**Given problem**: Check each line of the records for "waving"; collect those that have it.

* Start *

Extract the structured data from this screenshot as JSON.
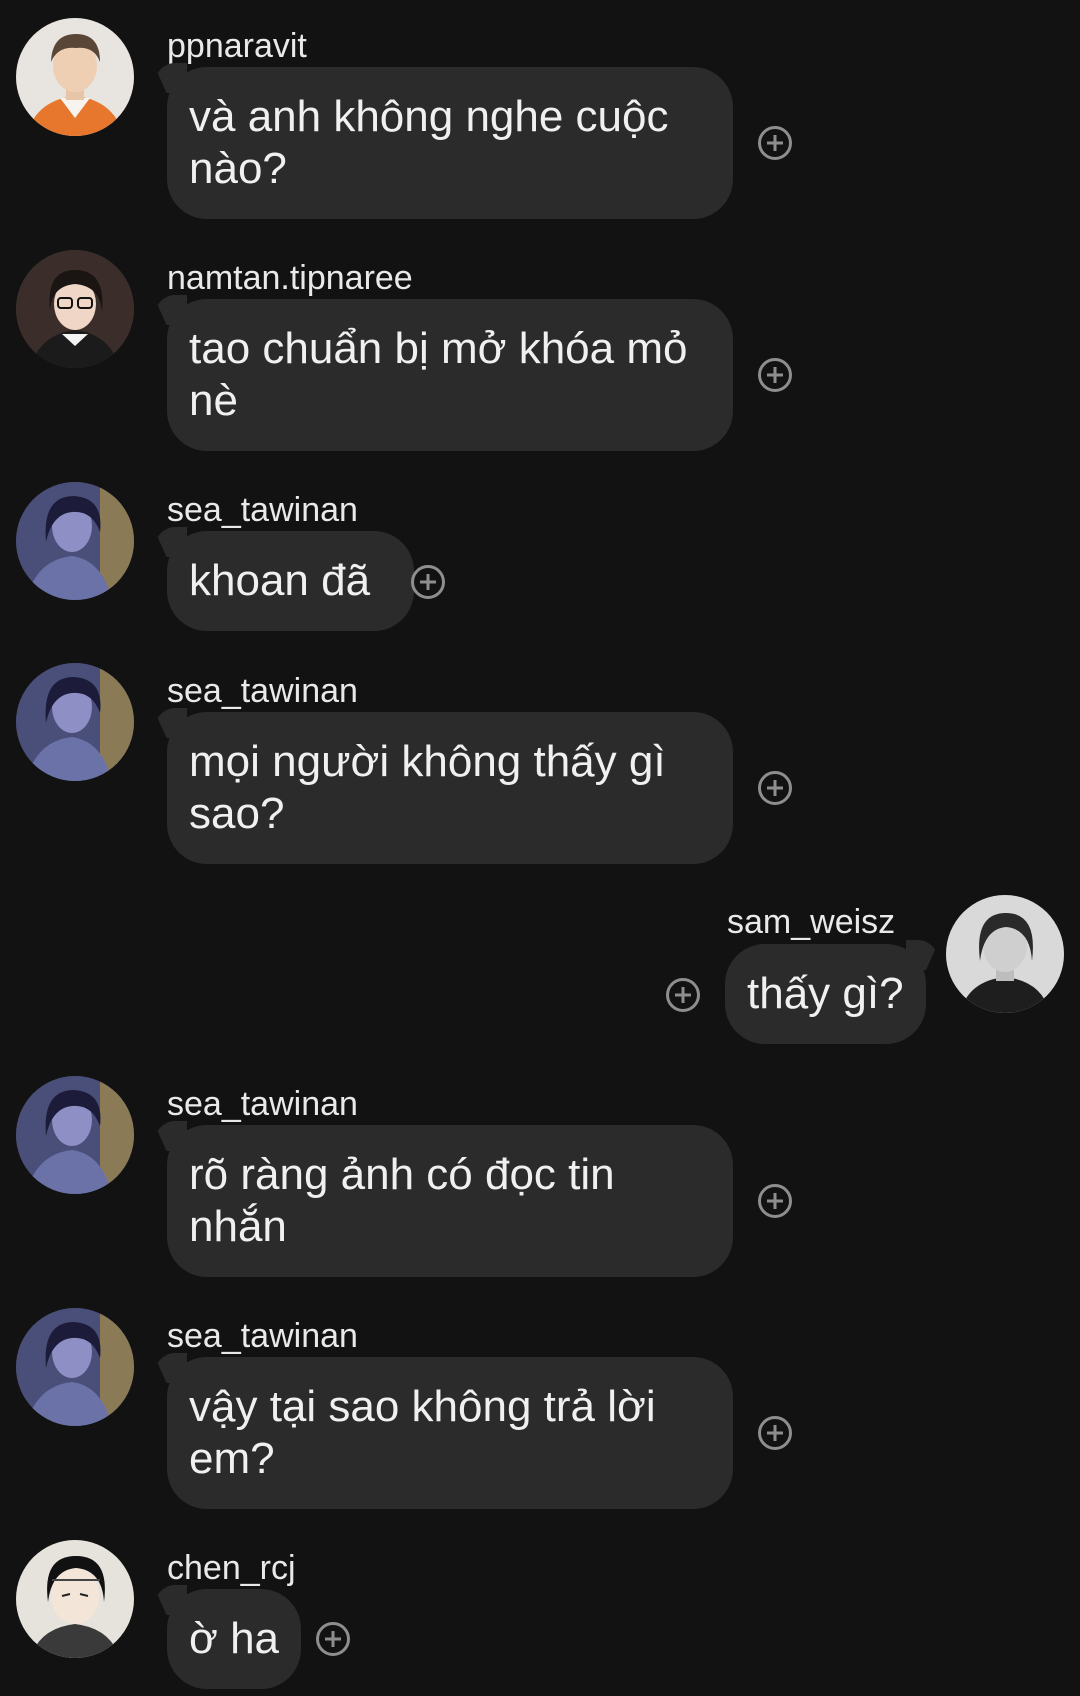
{
  "messages": [
    {
      "user": "ppnaravit",
      "text": "và anh không nghe cuộc nào?",
      "side": "left",
      "avatar_icon": "avatar-ppnaravit"
    },
    {
      "user": "namtan.tipnaree",
      "text": "tao chuẩn bị mở khóa mỏ nè",
      "side": "left",
      "avatar_icon": "avatar-namtan"
    },
    {
      "user": "sea_tawinan",
      "text": "khoan đã",
      "side": "left",
      "avatar_icon": "avatar-sea"
    },
    {
      "user": "sea_tawinan",
      "text": "mọi người không thấy gì sao?",
      "side": "left",
      "avatar_icon": "avatar-sea"
    },
    {
      "user": "sam_weisz",
      "text": "thấy gì?",
      "side": "right",
      "avatar_icon": "avatar-sam"
    },
    {
      "user": "sea_tawinan",
      "text": "rõ ràng ảnh có đọc tin nhắn",
      "side": "left",
      "avatar_icon": "avatar-sea"
    },
    {
      "user": "sea_tawinan",
      "text": "vậy tại sao không trả lời em?",
      "side": "left",
      "avatar_icon": "avatar-sea"
    },
    {
      "user": "chen_rcj",
      "text": "ờ ha",
      "side": "left",
      "avatar_icon": "avatar-chen"
    }
  ],
  "icons": {
    "react": "add-reaction-icon"
  },
  "colors": {
    "background": "#121212",
    "bubble": "#2b2b2b",
    "text": "#f0f0f0",
    "icon": "#8e8e8e"
  }
}
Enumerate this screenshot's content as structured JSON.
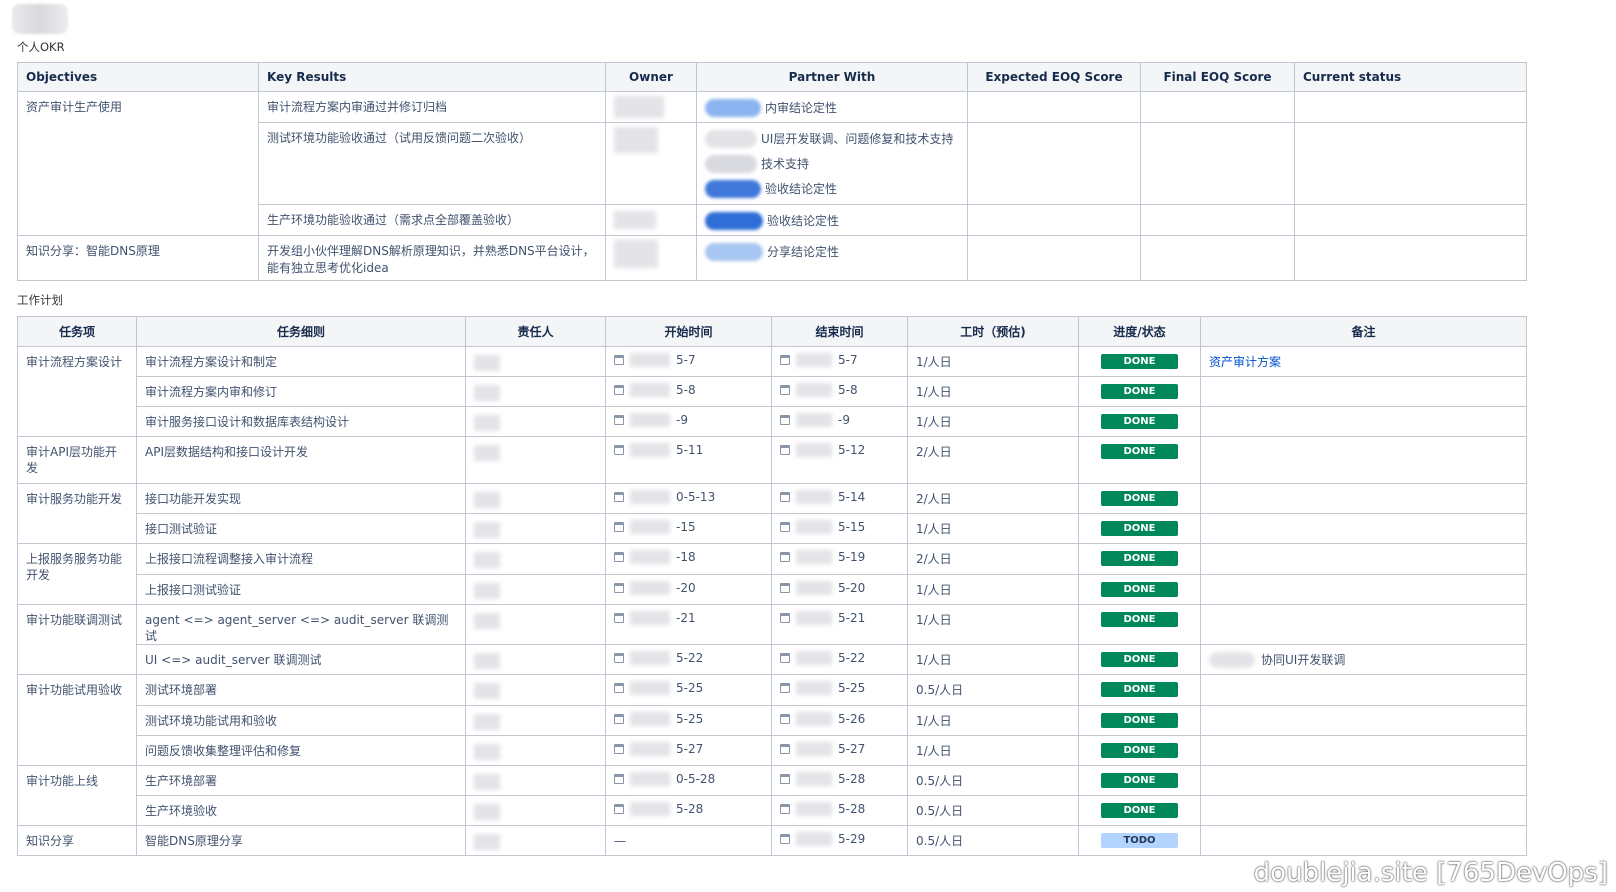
{
  "okr": {
    "title": "个人OKR",
    "headers": [
      "Objectives",
      "Key Results",
      "Owner",
      "Partner With",
      "Expected EOQ Score",
      "Final EOQ Score",
      "Current status"
    ],
    "rows": [
      {
        "objective": "资产审计生产使用",
        "kr": "审计流程方案内审通过并修订归档",
        "partners": [
          "内审结论定性"
        ]
      },
      {
        "objective": "",
        "kr": "测试环境功能验收通过（试用反馈问题二次验收）",
        "partners": [
          "UI层开发联调、问题修复和技术支持",
          "技术支持",
          "验收结论定性"
        ]
      },
      {
        "objective": "",
        "kr": "生产环境功能验收通过（需求点全部覆盖验收）",
        "partners": [
          "验收结论定性"
        ]
      },
      {
        "objective": "知识分享：智能DNS原理",
        "kr": "开发组小伙伴理解DNS解析原理知识，并熟悉DNS平台设计，能有独立思考优化idea",
        "partners": [
          "分享结论定性"
        ]
      }
    ]
  },
  "plan": {
    "title": "工作计划",
    "headers": [
      "任务项",
      "任务细则",
      "责任人",
      "开始时间",
      "结束时间",
      "工时（预估)",
      "进度/状态",
      "备注"
    ],
    "rows": [
      {
        "item": "审计流程方案设计",
        "detail": "审计流程方案设计和制定",
        "start": "5-7",
        "end": "5-7",
        "hours": "1/人日",
        "status": "DONE",
        "note": "资产审计方案"
      },
      {
        "item": "",
        "detail": "审计流程方案内审和修订",
        "start": "5-8",
        "end": "5-8",
        "hours": "1/人日",
        "status": "DONE",
        "note": ""
      },
      {
        "item": "",
        "detail": "审计服务接口设计和数据库表结构设计",
        "start": "-9",
        "end": "-9",
        "hours": "1/人日",
        "status": "DONE",
        "note": ""
      },
      {
        "item": "审计API层功能开发",
        "detail": "API层数据结构和接口设计开发",
        "start": "5-11",
        "end": "5-12",
        "hours": "2/人日",
        "status": "DONE",
        "note": ""
      },
      {
        "item": "审计服务功能开发",
        "detail": "接口功能开发实现",
        "start": "0-5-13",
        "end": "5-14",
        "hours": "2/人日",
        "status": "DONE",
        "note": ""
      },
      {
        "item": "",
        "detail": "接口测试验证",
        "start": "-15",
        "end": "5-15",
        "hours": "1/人日",
        "status": "DONE",
        "note": ""
      },
      {
        "item": "上报服务服务功能开发",
        "detail": "上报接口流程调整接入审计流程",
        "start": "-18",
        "end": "5-19",
        "hours": "2/人日",
        "status": "DONE",
        "note": ""
      },
      {
        "item": "",
        "detail": "上报接口测试验证",
        "start": "-20",
        "end": "5-20",
        "hours": "1/人日",
        "status": "DONE",
        "note": ""
      },
      {
        "item": "审计功能联调测试",
        "detail": "agent <=> agent_server <=> audit_server 联调测试",
        "start": "-21",
        "end": "5-21",
        "hours": "1/人日",
        "status": "DONE",
        "note": ""
      },
      {
        "item": "",
        "detail": "UI <=> audit_server 联调测试",
        "start": "5-22",
        "end": "5-22",
        "hours": "1/人日",
        "status": "DONE",
        "note": "协同UI开发联调"
      },
      {
        "item": "审计功能试用验收",
        "detail": "测试环境部署",
        "start": "5-25",
        "end": "5-25",
        "hours": "0.5/人日",
        "status": "DONE",
        "note": ""
      },
      {
        "item": "",
        "detail": "测试环境功能试用和验收",
        "start": "5-25",
        "end": "5-26",
        "hours": "1/人日",
        "status": "DONE",
        "note": ""
      },
      {
        "item": "",
        "detail": "问题反馈收集整理评估和修复",
        "start": "5-27",
        "end": "5-27",
        "hours": "1/人日",
        "status": "DONE",
        "note": ""
      },
      {
        "item": "审计功能上线",
        "detail": "生产环境部署",
        "start": "0-5-28",
        "end": "5-28",
        "hours": "0.5/人日",
        "status": "DONE",
        "note": ""
      },
      {
        "item": "",
        "detail": "生产环境验收",
        "start": "5-28",
        "end": "5-28",
        "hours": "0.5/人日",
        "status": "DONE",
        "note": ""
      },
      {
        "item": "知识分享",
        "detail": "智能DNS原理分享",
        "start": "—",
        "end": "5-29",
        "hours": "0.5/人日",
        "status": "TODO",
        "note": ""
      }
    ]
  },
  "watermark": "doublejia.site [765DevOps]"
}
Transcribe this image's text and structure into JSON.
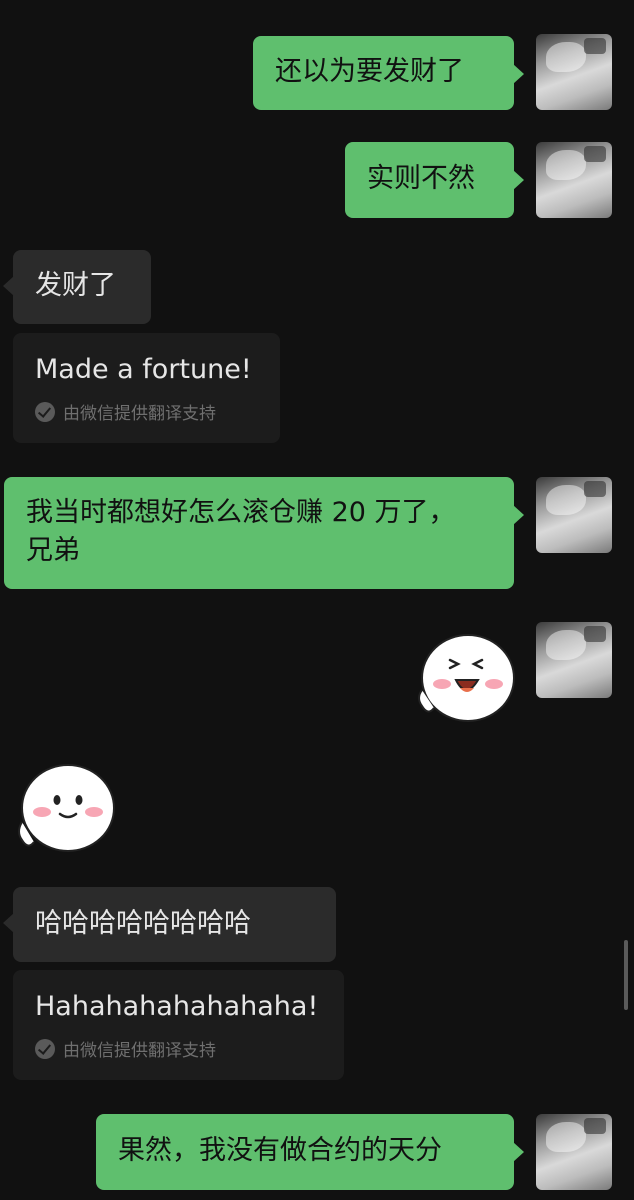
{
  "colors": {
    "background": "#111111",
    "outgoing_bubble": "#5fbf6e",
    "incoming_bubble": "#2b2b2b",
    "translation_box": "#1c1c1c"
  },
  "messages": {
    "m1": {
      "text": "还以为要发财了"
    },
    "m2": {
      "text": "实则不然"
    },
    "m3": {
      "text": "发财了",
      "translation": "Made a fortune!",
      "credit": "由微信提供翻译支持"
    },
    "m4": {
      "line1": "我当时都想好怎么滚仓赚 20 万了，",
      "line2": "兄弟"
    },
    "m5": {
      "sticker": "laughing-face-waving-sticker"
    },
    "m6": {
      "sticker": "smiling-face-waving-sticker"
    },
    "m7": {
      "text": "哈哈哈哈哈哈哈哈",
      "translation": "Hahahahahahahaha!",
      "credit": "由微信提供翻译支持"
    },
    "m8": {
      "text": "果然，我没有做合约的天分"
    }
  }
}
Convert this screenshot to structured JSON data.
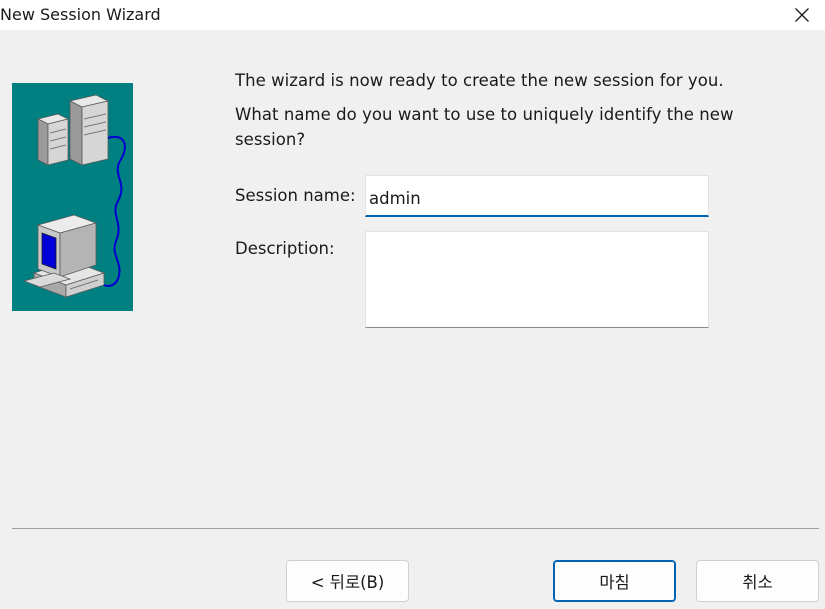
{
  "window": {
    "title": "New Session Wizard",
    "close_glyph": "✕"
  },
  "wizard": {
    "line1": "The wizard is now ready to create the new session for you.",
    "line2": "What name do you want to use to uniquely identify the new",
    "line3": "session?"
  },
  "form": {
    "session_name_label": "Session name:",
    "session_name_value": "admin",
    "description_label": "Description:",
    "description_value": ""
  },
  "buttons": {
    "back_label": "< 뒤로(B)",
    "finish_label": "마침",
    "cancel_label": "취소"
  },
  "colors": {
    "image_background": "#008080",
    "focus_accent": "#0063b1",
    "window_background": "#f0f0f0"
  },
  "icons": {
    "title_close": "close-icon",
    "wizard_art": "network-computers-icon"
  }
}
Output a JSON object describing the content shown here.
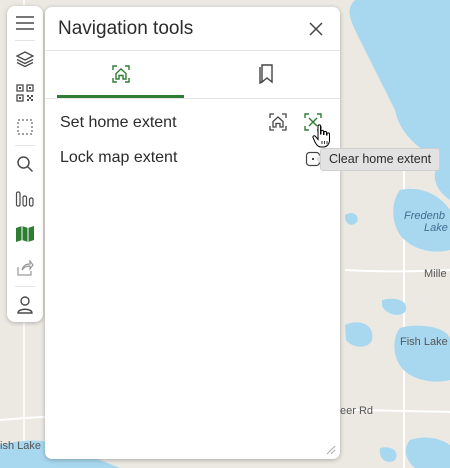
{
  "map": {
    "labels": [
      "Fredenb",
      "Lake",
      "Mille",
      "Fish Lake",
      "eer Rd",
      "ish Lake"
    ]
  },
  "toolbar": {
    "items": [
      {
        "name": "menu-icon"
      },
      {
        "name": "layers-icon"
      },
      {
        "name": "qr-code-icon"
      },
      {
        "name": "select-area-icon"
      },
      {
        "name": "search-icon"
      },
      {
        "name": "legend-icon"
      },
      {
        "name": "map-icon",
        "active": true
      },
      {
        "name": "share-icon"
      },
      {
        "name": "user-icon"
      }
    ]
  },
  "panel": {
    "title": "Navigation tools",
    "tabs": [
      {
        "name": "home-icon",
        "active": true
      },
      {
        "name": "bookmark-icon",
        "active": false
      }
    ],
    "rows": [
      {
        "label": "Set home extent"
      },
      {
        "label": "Lock map extent"
      }
    ]
  },
  "tooltip": {
    "text": "Clear home extent"
  },
  "colors": {
    "accent": "#2e7d32",
    "water": "#a8d8f0",
    "land": "#ece9e3"
  }
}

* End *

**Written response**:
      "sticker": "laughing-face-waving-sticker"
      "sticker": "smiling-face-waving-sticker"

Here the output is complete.